— START —

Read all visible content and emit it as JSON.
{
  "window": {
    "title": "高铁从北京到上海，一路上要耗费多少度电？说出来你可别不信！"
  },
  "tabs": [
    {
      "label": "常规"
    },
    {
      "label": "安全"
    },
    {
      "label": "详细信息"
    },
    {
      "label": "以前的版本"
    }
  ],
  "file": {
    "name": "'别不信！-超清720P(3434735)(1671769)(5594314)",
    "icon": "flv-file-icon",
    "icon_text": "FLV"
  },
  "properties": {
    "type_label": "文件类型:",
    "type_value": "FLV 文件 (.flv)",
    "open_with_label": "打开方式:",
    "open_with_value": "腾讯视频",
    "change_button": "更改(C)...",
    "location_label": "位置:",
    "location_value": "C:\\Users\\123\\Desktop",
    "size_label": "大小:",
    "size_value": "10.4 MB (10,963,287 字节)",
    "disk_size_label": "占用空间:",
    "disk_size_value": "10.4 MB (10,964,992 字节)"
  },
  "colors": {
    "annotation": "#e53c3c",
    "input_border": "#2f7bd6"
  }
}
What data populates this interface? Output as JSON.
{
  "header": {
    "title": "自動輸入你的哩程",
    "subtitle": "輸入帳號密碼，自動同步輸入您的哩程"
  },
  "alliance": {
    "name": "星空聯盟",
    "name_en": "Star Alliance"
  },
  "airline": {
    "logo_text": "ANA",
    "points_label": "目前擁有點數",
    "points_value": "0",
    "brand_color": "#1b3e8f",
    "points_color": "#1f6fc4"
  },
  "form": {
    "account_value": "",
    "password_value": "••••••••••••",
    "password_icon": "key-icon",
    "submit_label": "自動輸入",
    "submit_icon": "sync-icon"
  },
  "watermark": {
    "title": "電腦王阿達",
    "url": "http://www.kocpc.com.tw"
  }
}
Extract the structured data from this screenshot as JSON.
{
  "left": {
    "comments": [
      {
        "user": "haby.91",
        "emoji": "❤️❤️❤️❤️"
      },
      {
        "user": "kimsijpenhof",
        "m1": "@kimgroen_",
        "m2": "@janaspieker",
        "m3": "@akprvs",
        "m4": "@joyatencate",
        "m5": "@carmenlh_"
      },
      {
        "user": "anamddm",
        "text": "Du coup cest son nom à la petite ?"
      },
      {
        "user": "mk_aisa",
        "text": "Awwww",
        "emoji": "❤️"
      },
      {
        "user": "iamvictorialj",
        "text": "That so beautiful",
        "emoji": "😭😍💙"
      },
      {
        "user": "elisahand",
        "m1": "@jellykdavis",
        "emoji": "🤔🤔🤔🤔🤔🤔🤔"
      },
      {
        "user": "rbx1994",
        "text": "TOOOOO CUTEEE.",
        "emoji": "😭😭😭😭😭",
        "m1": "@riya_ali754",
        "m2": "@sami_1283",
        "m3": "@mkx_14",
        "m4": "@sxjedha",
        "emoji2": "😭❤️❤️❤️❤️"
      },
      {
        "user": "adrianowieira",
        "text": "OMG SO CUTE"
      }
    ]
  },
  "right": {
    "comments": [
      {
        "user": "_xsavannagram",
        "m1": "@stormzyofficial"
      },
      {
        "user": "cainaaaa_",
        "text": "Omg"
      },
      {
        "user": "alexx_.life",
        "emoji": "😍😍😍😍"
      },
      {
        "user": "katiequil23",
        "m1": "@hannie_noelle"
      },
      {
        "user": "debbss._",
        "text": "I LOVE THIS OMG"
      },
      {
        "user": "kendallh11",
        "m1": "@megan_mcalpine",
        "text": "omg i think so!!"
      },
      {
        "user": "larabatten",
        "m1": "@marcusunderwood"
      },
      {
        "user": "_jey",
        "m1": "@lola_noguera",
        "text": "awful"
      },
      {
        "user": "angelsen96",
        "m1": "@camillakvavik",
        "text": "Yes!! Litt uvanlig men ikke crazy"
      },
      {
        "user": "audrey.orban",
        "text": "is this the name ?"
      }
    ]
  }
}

— END —

### Exercise prompt
Copy all the records above precisely.

### Complete response
Read all visible content and emit it as JSON.
{
  "window": {
    "title": "高铁从北京到上海，一路上要耗费多少度电？说出来你可别不信！"
  },
  "tabs": [
    {
      "label": "常规"
    },
    {
      "label": "安全"
    },
    {
      "label": "详细信息"
    },
    {
      "label": "以前的版本"
    }
  ],
  "file": {
    "name": "'别不信！-超清720P(3434735)(1671769)(5594314)",
    "icon": "flv-file-icon",
    "icon_text": "FLV"
  },
  "properties": {
    "type_label": "文件类型:",
    "type_value": "FLV 文件 (.flv)",
    "open_with_label": "打开方式:",
    "open_with_value": "腾讯视频",
    "change_button": "更改(C)...",
    "location_label": "位置:",
    "location_value": "C:\\Users\\123\\Desktop",
    "size_label": "大小:",
    "size_value": "10.4 MB (10,963,287 字节)",
    "disk_size_label": "占用空间:",
    "disk_size_value": "10.4 MB (10,964,992 字节)"
  },
  "colors": {
    "annotation": "#e53c3c",
    "input_border": "#2f7bd6"
  }
}
What data populates this interface? Output as JSON.
{
  "header": {
    "title": "自動輸入你的哩程",
    "subtitle": "輸入帳號密碼，自動同步輸入您的哩程"
  },
  "alliance": {
    "name": "星空聯盟",
    "name_en": "Star Alliance"
  },
  "airline": {
    "logo_text": "ANA",
    "points_label": "目前擁有點數",
    "points_value": "0",
    "brand_color": "#1b3e8f",
    "points_color": "#1f6fc4"
  },
  "form": {
    "account_value": "",
    "password_value": "••••••••••••",
    "password_icon": "key-icon",
    "submit_label": "自動輸入",
    "submit_icon": "sync-icon"
  },
  "watermark": {
    "title": "電腦王阿達",
    "url": "http://www.kocpc.com.tw"
  }
}
Extract the structured data from this screenshot as JSON.
{
  "left": {
    "comments": [
      {
        "user": "haby.91",
        "emoji": "❤️❤️❤️❤️"
      },
      {
        "user": "kimsijpenhof",
        "m1": "@kimgroen_",
        "m2": "@janaspieker",
        "m3": "@akprvs",
        "m4": "@joyatencate",
        "m5": "@carmenlh_"
      },
      {
        "user": "anamddm",
        "text": "Du coup cest son nom à la petite ?"
      },
      {
        "user": "mk_aisa",
        "text": "Awwww",
        "emoji": "❤️"
      },
      {
        "user": "iamvictorialj",
        "text": "That so beautiful",
        "emoji": "😭😍💙"
      },
      {
        "user": "elisahand",
        "m1": "@jellykdavis",
        "emoji": "🤔🤔🤔🤔🤔🤔🤔"
      },
      {
        "user": "rbx1994",
        "text": "TOOOOO CUTEEE.",
        "emoji": "😭😭😭😭😭",
        "m1": "@riya_ali754",
        "m2": "@sami_1283",
        "m3": "@mkx_14",
        "m4": "@sxjedha",
        "emoji2": "😭❤️❤️❤️❤️"
      },
      {
        "user": "adrianowieira",
        "text": "OMG SO CUTE"
      }
    ]
  },
  "right": {
    "comments": [
      {
        "user": "_xsavannagram",
        "m1": "@stormzyofficial"
      },
      {
        "user": "cainaaaa_",
        "text": "Omg"
      },
      {
        "user": "alexx_.life",
        "emoji": "😍😍😍😍"
      },
      {
        "user": "katiequil23",
        "m1": "@hannie_noelle"
      },
      {
        "user": "debbss._",
        "text": "I LOVE THIS OMG"
      },
      {
        "user": "kendallh11",
        "m1": "@megan_mcalpine",
        "text": "omg i think so!!"
      },
      {
        "user": "larabatten",
        "m1": "@marcusunderwood"
      },
      {
        "user": "_jey",
        "m1": "@lola_noguera",
        "text": "awful"
      },
      {
        "user": "angelsen96",
        "m1": "@camillakvavik",
        "text": "Yes!! Litt uvanlig men ikke crazy"
      },
      {
        "user": "audrey.orban",
        "text": "is this the name ?"
      }
    ]
  }
}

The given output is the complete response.